**Task goal**
Take the line that contains "What's the underlying" as the first line and the last line of the material below as the final one; reproduce exactly the lines between, inclusive.

**Supplied records**
##############################

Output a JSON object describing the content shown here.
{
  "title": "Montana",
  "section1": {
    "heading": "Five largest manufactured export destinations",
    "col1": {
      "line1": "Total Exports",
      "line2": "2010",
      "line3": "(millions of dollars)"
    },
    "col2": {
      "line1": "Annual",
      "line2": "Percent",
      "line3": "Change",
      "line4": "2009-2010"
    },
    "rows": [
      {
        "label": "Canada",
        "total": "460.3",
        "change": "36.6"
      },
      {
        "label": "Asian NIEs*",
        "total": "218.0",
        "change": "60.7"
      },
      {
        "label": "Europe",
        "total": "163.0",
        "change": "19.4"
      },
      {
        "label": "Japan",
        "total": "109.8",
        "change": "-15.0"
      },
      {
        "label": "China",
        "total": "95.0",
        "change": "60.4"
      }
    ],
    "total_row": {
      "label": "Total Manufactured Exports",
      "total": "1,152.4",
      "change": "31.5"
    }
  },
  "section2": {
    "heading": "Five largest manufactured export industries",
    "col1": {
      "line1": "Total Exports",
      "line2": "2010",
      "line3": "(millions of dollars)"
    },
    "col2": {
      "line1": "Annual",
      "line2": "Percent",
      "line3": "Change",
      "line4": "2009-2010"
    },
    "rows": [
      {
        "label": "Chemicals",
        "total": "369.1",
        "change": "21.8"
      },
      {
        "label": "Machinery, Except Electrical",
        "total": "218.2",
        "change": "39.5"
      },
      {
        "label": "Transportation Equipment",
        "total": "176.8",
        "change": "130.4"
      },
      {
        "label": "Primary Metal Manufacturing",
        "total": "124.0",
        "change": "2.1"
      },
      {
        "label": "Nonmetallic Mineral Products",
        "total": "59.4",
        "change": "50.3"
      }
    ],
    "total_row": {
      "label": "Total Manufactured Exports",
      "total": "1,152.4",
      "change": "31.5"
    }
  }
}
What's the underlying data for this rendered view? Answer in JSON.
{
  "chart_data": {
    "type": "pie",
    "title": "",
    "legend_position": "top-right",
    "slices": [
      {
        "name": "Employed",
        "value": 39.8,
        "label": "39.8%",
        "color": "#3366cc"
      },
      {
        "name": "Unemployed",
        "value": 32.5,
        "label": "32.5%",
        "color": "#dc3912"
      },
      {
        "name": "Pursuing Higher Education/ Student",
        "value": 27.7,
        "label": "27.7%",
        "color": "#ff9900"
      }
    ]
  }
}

##############################

**Result of this exercise**
What's the underlying data for this rendered view? Answer in JSON.
{
  "chart_data": {
    "type": "pie",
    "title": "",
    "legend_position": "top-right",
    "slices": [
      {
        "name": "Employed",
        "value": 39.8,
        "label": "39.8%",
        "color": "#3366cc"
      },
      {
        "name": "Unemployed",
        "value": 32.5,
        "label": "32.5%",
        "color": "#dc3912"
      },
      {
        "name": "Pursuing Higher Education/ Student",
        "value": 27.7,
        "label": "27.7%",
        "color": "#ff9900"
      }
    ]
  }
}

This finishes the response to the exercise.